LISTING →
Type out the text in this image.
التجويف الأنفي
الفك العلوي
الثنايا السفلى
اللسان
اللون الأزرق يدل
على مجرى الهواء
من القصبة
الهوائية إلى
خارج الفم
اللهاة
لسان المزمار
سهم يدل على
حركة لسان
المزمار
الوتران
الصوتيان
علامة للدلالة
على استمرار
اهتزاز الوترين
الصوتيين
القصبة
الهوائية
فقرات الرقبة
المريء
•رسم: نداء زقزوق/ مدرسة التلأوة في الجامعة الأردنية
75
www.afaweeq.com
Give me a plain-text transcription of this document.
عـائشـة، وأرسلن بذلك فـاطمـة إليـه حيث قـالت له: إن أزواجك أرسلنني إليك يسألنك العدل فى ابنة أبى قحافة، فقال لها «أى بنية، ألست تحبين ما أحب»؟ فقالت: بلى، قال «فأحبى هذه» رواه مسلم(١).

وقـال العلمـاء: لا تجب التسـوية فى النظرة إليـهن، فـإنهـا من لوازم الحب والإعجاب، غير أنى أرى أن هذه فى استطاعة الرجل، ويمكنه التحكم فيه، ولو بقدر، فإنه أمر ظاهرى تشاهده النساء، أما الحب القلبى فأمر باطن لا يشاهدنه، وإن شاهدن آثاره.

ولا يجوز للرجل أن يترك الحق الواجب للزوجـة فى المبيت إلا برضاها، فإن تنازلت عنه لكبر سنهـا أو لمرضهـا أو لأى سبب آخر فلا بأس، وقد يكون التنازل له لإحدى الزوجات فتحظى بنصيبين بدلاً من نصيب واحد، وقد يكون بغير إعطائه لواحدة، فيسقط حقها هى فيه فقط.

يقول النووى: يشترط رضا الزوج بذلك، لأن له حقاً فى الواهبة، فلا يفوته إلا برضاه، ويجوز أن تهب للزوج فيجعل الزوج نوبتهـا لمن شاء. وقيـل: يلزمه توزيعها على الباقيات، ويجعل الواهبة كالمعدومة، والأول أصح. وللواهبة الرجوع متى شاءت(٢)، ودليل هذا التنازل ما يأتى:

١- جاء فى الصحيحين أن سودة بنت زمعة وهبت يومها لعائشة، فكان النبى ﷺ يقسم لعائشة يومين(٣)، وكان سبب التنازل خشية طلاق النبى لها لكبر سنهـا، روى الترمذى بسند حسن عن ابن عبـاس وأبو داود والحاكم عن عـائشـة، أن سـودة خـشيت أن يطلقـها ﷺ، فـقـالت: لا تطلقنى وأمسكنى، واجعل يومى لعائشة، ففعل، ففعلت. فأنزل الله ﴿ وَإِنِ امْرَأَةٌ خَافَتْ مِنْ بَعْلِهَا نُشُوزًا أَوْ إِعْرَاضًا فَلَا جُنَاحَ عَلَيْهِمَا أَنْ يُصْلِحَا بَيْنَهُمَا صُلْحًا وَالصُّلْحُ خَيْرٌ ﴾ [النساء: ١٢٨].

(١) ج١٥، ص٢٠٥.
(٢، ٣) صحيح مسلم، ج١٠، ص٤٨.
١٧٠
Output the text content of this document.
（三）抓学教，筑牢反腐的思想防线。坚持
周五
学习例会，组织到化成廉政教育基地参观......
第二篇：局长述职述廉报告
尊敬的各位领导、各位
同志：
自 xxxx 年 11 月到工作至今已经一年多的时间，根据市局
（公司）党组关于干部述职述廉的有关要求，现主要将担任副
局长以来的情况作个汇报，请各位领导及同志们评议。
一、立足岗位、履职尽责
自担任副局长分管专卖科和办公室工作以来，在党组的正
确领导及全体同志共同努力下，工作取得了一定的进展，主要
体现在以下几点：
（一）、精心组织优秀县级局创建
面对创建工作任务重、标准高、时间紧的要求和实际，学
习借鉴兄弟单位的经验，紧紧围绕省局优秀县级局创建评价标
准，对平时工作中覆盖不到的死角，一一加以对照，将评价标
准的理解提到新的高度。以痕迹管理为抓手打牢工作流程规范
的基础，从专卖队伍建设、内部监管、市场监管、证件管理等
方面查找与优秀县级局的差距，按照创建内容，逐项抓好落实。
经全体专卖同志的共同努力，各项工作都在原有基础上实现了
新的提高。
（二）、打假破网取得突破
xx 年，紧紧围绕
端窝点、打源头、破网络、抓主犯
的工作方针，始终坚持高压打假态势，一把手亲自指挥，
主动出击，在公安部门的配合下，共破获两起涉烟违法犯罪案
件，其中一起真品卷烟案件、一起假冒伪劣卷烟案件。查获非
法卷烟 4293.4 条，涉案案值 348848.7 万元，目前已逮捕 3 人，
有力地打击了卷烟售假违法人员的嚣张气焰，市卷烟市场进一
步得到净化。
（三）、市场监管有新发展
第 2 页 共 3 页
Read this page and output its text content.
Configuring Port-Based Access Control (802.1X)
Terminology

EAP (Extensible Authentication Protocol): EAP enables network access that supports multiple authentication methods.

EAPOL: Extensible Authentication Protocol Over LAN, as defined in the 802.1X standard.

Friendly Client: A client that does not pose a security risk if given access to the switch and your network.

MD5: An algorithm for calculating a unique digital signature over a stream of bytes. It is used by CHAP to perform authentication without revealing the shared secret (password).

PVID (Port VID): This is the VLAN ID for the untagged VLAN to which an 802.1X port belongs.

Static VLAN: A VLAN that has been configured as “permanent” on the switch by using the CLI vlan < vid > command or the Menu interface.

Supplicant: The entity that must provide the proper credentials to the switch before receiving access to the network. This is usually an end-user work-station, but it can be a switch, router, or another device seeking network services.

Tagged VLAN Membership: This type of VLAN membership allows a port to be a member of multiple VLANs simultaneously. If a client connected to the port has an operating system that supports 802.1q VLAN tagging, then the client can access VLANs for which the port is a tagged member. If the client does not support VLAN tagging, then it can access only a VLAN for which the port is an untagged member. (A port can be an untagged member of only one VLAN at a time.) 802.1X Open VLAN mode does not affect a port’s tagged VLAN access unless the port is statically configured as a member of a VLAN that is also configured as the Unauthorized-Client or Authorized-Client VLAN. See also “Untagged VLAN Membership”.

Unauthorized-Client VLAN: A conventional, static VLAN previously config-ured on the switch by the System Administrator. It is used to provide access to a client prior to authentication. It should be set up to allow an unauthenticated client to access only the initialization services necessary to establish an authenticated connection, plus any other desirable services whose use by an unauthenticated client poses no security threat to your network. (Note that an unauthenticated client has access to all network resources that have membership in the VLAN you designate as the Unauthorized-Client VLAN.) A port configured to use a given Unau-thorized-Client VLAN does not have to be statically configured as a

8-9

GOAL → Every record should be repeated exactly; please leave none out.

PROBLEM SOLUTION →
Type out the text in this image.
التجويف الأنفي
الفك العلوي
الثنايا السفلى
اللسان
اللون الأزرق يدل
على مجرى الهواء
من القصبة
الهوائية إلى
خارج الفم
اللهاة
لسان المزمار
سهم يدل على
حركة لسان
المزمار
الوتران
الصوتيان
علامة للدلالة
على استمرار
اهتزاز الوترين
الصوتيين
القصبة
الهوائية
فقرات الرقبة
المريء
•رسم: نداء زقزوق/ مدرسة التلأوة في الجامعة الأردنية
75
www.afaweeq.com
Give me a plain-text transcription of this document.
عـائشـة، وأرسلن بذلك فـاطمـة إليـه حيث قـالت له: إن أزواجك أرسلنني إليك يسألنك العدل فى ابنة أبى قحافة، فقال لها «أى بنية، ألست تحبين ما أحب»؟ فقالت: بلى، قال «فأحبى هذه» رواه مسلم(١).

وقـال العلمـاء: لا تجب التسـوية فى النظرة إليـهن، فـإنهـا من لوازم الحب والإعجاب، غير أنى أرى أن هذه فى استطاعة الرجل، ويمكنه التحكم فيه، ولو بقدر، فإنه أمر ظاهرى تشاهده النساء، أما الحب القلبى فأمر باطن لا يشاهدنه، وإن شاهدن آثاره.

ولا يجوز للرجل أن يترك الحق الواجب للزوجـة فى المبيت إلا برضاها، فإن تنازلت عنه لكبر سنهـا أو لمرضهـا أو لأى سبب آخر فلا بأس، وقد يكون التنازل له لإحدى الزوجات فتحظى بنصيبين بدلاً من نصيب واحد، وقد يكون بغير إعطائه لواحدة، فيسقط حقها هى فيه فقط.

يقول النووى: يشترط رضا الزوج بذلك، لأن له حقاً فى الواهبة، فلا يفوته إلا برضاه، ويجوز أن تهب للزوج فيجعل الزوج نوبتهـا لمن شاء. وقيـل: يلزمه توزيعها على الباقيات، ويجعل الواهبة كالمعدومة، والأول أصح. وللواهبة الرجوع متى شاءت(٢)، ودليل هذا التنازل ما يأتى:

١- جاء فى الصحيحين أن سودة بنت زمعة وهبت يومها لعائشة، فكان النبى ﷺ يقسم لعائشة يومين(٣)، وكان سبب التنازل خشية طلاق النبى لها لكبر سنهـا، روى الترمذى بسند حسن عن ابن عبـاس وأبو داود والحاكم عن عـائشـة، أن سـودة خـشيت أن يطلقـها ﷺ، فـقـالت: لا تطلقنى وأمسكنى، واجعل يومى لعائشة، ففعل، ففعلت. فأنزل الله ﴿ وَإِنِ امْرَأَةٌ خَافَتْ مِنْ بَعْلِهَا نُشُوزًا أَوْ إِعْرَاضًا فَلَا جُنَاحَ عَلَيْهِمَا أَنْ يُصْلِحَا بَيْنَهُمَا صُلْحًا وَالصُّلْحُ خَيْرٌ ﴾ [النساء: ١٢٨].

(١) ج١٥، ص٢٠٥.
(٢، ٣) صحيح مسلم، ج١٠، ص٤٨.
١٧٠
Output the text content of this document.
（三）抓学教，筑牢反腐的思想防线。坚持
周五
学习例会，组织到化成廉政教育基地参观......
第二篇：局长述职述廉报告
尊敬的各位领导、各位
同志：
自 xxxx 年 11 月到工作至今已经一年多的时间，根据市局
（公司）党组关于干部述职述廉的有关要求，现主要将担任副
局长以来的情况作个汇报，请各位领导及同志们评议。
一、立足岗位、履职尽责
自担任副局长分管专卖科和办公室工作以来，在党组的正
确领导及全体同志共同努力下，工作取得了一定的进展，主要
体现在以下几点：
（一）、精心组织优秀县级局创建
面对创建工作任务重、标准高、时间紧的要求和实际，学
习借鉴兄弟单位的经验，紧紧围绕省局优秀县级局创建评价标
准，对平时工作中覆盖不到的死角，一一加以对照，将评价标
准的理解提到新的高度。以痕迹管理为抓手打牢工作流程规范
的基础，从专卖队伍建设、内部监管、市场监管、证件管理等
方面查找与优秀县级局的差距，按照创建内容，逐项抓好落实。
经全体专卖同志的共同努力，各项工作都在原有基础上实现了
新的提高。
（二）、打假破网取得突破
xx 年，紧紧围绕
端窝点、打源头、破网络、抓主犯
的工作方针，始终坚持高压打假态势，一把手亲自指挥，
主动出击，在公安部门的配合下，共破获两起涉烟违法犯罪案
件，其中一起真品卷烟案件、一起假冒伪劣卷烟案件。查获非
法卷烟 4293.4 条，涉案案值 348848.7 万元，目前已逮捕 3 人，
有力地打击了卷烟售假违法人员的嚣张气焰，市卷烟市场进一
步得到净化。
（三）、市场监管有新发展
第 2 页 共 3 页
Read this page and output its text content.
Configuring Port-Based Access Control (802.1X)
Terminology

EAP (Extensible Authentication Protocol): EAP enables network access that supports multiple authentication methods.

EAPOL: Extensible Authentication Protocol Over LAN, as defined in the 802.1X standard.

Friendly Client: A client that does not pose a security risk if given access to the switch and your network.

MD5: An algorithm for calculating a unique digital signature over a stream of bytes. It is used by CHAP to perform authentication without revealing the shared secret (password).

PVID (Port VID): This is the VLAN ID for the untagged VLAN to which an 802.1X port belongs.

Static VLAN: A VLAN that has been configured as “permanent” on the switch by using the CLI vlan < vid > command or the Menu interface.

Supplicant: The entity that must provide the proper credentials to the switch before receiving access to the network. This is usually an end-user work-station, but it can be a switch, router, or another device seeking network services.

Tagged VLAN Membership: This type of VLAN membership allows a port to be a member of multiple VLANs simultaneously. If a client connected to the port has an operating system that supports 802.1q VLAN tagging, then the client can access VLANs for which the port is a tagged member. If the client does not support VLAN tagging, then it can access only a VLAN for which the port is an untagged member. (A port can be an untagged member of only one VLAN at a time.) 802.1X Open VLAN mode does not affect a port’s tagged VLAN access unless the port is statically configured as a member of a VLAN that is also configured as the Unauthorized-Client or Authorized-Client VLAN. See also “Untagged VLAN Membership”.

Unauthorized-Client VLAN: A conventional, static VLAN previously config-ured on the switch by the System Administrator. It is used to provide access to a client prior to authentication. It should be set up to allow an unauthenticated client to access only the initialization services necessary to establish an authenticated connection, plus any other desirable services whose use by an unauthenticated client poses no security threat to your network. (Note that an unauthenticated client has access to all network resources that have membership in the VLAN you designate as the Unauthorized-Client VLAN.) A port configured to use a given Unau-thorized-Client VLAN does not have to be statically configured as a

8-9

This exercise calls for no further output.